* _Brief_:
Gather all lines in the data that hold the string "прямые".

* _Input for this task_:
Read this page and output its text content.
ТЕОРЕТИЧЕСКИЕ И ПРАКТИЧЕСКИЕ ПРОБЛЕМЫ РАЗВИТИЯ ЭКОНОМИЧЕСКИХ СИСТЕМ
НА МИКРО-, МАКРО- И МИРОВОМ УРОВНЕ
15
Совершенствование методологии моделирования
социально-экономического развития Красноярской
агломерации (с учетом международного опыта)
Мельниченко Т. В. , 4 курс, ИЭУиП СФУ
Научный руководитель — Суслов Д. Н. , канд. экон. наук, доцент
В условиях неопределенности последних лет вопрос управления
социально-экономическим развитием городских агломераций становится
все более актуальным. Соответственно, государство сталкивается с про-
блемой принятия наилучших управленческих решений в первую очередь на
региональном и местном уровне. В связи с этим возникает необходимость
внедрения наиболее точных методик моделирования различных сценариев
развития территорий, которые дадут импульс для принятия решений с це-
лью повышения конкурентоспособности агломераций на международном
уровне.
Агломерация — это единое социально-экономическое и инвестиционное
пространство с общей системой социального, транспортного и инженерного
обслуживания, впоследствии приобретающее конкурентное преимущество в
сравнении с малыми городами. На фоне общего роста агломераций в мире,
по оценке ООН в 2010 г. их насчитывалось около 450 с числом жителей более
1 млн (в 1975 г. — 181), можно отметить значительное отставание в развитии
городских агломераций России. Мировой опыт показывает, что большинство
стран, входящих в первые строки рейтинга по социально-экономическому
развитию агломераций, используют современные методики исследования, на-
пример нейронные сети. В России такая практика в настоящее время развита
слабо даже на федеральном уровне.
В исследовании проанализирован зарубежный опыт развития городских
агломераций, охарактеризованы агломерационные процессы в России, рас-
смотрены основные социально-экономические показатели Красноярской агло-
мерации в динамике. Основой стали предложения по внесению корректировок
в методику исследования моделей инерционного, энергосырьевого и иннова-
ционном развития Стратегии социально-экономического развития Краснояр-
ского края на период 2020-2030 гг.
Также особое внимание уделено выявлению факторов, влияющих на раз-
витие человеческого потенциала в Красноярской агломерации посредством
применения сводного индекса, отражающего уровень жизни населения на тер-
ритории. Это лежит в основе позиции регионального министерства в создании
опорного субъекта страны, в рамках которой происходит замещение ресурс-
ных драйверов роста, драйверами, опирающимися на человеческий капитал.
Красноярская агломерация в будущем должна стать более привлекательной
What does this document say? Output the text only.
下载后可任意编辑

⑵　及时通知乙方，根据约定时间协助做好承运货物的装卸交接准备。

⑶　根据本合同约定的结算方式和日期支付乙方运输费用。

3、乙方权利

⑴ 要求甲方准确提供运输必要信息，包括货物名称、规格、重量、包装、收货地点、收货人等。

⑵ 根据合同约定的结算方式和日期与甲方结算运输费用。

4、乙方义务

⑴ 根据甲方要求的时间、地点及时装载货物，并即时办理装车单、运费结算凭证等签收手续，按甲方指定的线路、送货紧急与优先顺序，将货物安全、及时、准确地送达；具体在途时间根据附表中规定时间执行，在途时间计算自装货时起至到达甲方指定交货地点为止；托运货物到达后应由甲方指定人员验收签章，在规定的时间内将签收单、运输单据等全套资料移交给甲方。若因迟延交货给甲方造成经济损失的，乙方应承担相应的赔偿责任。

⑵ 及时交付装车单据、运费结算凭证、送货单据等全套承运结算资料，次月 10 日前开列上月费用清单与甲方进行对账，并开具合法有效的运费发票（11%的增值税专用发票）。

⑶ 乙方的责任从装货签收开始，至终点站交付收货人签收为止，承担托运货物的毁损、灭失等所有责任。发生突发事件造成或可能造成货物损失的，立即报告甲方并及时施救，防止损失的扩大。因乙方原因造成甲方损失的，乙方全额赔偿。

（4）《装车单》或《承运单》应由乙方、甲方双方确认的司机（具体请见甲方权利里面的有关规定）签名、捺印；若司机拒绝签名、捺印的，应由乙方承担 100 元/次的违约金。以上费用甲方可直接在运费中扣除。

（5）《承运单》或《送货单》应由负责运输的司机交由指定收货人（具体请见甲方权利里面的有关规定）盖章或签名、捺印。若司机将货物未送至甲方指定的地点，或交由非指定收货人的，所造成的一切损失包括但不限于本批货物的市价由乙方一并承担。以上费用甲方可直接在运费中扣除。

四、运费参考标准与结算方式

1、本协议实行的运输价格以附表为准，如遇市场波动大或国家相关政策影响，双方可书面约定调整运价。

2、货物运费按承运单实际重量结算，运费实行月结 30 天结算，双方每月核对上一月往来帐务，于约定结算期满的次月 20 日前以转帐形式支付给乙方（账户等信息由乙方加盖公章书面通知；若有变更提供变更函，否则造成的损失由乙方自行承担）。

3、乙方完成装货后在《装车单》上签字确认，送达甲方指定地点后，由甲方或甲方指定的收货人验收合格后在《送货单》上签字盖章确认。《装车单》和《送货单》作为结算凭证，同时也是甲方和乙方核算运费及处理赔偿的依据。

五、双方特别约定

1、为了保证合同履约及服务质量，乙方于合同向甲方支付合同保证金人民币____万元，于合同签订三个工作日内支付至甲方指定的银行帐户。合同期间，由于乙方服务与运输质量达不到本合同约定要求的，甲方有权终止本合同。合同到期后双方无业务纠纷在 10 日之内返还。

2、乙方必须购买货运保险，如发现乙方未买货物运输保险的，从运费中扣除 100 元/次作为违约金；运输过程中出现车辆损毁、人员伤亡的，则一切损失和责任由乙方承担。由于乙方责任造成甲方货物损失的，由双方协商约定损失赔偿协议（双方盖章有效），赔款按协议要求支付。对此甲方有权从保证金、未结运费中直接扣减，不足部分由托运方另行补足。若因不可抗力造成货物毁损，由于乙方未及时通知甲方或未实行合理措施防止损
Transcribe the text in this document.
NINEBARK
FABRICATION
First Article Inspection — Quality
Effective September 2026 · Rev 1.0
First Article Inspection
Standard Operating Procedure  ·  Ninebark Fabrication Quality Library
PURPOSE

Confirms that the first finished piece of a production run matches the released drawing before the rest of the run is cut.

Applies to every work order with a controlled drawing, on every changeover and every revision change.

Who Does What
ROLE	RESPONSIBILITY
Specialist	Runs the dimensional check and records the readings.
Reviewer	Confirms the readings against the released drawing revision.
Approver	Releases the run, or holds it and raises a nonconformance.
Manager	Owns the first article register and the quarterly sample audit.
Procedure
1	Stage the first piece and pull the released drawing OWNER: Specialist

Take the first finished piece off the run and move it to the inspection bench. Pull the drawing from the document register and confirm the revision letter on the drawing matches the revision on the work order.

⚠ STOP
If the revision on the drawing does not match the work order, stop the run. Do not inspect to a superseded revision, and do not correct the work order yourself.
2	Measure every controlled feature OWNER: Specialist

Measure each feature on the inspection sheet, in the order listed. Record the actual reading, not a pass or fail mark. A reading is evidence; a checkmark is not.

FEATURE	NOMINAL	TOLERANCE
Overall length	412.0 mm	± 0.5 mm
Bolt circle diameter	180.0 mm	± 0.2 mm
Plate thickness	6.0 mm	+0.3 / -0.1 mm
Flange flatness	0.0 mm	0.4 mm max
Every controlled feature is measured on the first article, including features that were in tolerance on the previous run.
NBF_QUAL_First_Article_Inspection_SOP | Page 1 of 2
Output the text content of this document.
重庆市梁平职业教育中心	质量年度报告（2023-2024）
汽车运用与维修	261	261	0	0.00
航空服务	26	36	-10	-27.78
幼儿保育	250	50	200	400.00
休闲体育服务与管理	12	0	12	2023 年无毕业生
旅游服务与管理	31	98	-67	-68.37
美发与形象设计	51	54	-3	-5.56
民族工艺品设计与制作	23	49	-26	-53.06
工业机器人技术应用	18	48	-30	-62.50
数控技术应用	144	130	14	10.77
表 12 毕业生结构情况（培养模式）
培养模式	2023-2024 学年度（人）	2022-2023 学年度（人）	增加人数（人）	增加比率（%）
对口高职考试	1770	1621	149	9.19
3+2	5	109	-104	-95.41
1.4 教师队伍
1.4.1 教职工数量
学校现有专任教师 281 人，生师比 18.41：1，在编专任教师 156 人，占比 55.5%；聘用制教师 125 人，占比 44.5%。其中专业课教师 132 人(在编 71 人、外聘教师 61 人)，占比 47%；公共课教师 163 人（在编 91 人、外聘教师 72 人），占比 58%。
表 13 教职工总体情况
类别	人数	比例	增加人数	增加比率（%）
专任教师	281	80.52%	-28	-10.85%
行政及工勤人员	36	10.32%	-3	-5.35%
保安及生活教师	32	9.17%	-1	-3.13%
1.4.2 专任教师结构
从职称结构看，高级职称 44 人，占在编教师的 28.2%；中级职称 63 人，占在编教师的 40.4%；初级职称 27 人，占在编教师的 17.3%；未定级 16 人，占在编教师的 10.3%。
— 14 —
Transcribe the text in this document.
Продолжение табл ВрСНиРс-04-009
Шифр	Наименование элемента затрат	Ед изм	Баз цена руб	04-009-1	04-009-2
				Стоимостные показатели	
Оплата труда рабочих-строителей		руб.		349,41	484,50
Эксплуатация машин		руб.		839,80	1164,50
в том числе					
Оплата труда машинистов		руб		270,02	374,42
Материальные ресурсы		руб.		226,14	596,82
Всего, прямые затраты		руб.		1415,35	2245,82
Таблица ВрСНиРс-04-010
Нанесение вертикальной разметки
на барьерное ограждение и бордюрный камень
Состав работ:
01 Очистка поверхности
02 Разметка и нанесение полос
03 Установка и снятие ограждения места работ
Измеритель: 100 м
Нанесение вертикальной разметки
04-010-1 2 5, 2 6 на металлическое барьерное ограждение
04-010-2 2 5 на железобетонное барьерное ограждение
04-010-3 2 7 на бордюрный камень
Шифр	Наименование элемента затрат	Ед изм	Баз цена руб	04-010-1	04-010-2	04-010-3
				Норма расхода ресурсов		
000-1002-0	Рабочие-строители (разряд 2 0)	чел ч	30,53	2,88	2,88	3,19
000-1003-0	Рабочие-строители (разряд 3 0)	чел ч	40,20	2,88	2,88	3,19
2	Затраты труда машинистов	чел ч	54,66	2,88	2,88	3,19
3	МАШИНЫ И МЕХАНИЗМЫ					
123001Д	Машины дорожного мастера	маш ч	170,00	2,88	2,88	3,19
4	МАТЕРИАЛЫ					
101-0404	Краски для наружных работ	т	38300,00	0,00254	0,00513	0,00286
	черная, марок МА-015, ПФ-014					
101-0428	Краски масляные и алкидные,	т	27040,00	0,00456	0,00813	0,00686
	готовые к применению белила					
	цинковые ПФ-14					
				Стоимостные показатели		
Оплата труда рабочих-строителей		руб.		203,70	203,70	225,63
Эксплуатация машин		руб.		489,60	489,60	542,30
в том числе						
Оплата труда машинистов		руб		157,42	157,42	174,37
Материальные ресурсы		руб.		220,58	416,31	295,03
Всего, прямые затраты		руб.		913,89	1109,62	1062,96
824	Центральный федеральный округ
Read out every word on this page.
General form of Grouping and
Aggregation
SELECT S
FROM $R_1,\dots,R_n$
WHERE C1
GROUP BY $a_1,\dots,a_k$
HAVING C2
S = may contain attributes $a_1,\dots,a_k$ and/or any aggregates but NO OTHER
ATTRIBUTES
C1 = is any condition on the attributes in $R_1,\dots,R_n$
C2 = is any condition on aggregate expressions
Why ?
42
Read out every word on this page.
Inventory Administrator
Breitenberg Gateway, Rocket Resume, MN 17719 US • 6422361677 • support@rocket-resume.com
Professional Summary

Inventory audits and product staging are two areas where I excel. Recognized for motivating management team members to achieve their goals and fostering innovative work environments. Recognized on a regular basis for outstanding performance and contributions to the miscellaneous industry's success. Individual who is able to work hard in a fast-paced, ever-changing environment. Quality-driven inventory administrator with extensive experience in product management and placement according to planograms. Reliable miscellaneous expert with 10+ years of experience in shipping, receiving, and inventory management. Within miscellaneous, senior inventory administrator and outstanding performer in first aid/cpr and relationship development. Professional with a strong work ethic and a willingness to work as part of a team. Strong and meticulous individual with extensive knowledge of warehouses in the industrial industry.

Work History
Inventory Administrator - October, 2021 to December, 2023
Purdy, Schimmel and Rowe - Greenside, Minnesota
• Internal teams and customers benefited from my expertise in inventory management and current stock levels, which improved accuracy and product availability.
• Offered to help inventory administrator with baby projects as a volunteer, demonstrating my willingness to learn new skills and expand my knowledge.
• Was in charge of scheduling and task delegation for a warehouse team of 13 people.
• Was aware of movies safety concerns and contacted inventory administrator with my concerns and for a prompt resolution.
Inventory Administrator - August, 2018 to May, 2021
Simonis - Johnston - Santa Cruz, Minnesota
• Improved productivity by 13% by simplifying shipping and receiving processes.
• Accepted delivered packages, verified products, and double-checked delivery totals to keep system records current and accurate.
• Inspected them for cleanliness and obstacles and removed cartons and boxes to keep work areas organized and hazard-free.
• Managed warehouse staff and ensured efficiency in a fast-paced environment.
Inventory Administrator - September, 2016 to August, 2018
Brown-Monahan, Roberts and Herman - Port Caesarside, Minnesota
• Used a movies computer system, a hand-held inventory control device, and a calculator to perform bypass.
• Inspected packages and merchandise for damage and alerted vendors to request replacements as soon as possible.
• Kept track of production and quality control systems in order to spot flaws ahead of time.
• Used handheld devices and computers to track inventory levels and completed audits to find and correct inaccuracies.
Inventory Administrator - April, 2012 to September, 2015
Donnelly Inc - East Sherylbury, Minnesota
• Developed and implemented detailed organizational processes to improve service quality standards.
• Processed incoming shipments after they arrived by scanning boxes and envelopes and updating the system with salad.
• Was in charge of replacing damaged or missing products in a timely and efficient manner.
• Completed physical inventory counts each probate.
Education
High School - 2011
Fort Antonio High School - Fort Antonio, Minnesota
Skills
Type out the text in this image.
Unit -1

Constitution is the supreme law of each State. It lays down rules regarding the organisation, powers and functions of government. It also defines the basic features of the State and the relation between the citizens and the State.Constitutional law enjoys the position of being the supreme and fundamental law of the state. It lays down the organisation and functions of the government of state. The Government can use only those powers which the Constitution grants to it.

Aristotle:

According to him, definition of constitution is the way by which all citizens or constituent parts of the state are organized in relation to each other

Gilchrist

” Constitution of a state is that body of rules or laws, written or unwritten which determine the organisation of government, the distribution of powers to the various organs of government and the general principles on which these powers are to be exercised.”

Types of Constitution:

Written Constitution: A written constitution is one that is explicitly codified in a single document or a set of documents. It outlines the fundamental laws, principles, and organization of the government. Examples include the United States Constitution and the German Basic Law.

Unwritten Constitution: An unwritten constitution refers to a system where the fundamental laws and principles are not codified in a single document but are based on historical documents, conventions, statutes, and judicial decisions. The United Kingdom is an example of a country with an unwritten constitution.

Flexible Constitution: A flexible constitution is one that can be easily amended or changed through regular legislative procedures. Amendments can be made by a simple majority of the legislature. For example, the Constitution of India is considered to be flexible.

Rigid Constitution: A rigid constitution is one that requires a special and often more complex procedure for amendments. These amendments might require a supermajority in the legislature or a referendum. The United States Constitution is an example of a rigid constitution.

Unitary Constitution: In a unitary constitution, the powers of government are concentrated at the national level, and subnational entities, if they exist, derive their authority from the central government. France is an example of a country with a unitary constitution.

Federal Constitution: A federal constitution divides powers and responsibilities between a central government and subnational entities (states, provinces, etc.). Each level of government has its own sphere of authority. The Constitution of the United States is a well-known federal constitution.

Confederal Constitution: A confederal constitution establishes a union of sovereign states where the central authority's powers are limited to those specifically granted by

* _Result_:
Всего, прямые затраты		руб.		1415,35	2245,82
Всего, прямые затраты		руб.		913,89	1109,62	1062,96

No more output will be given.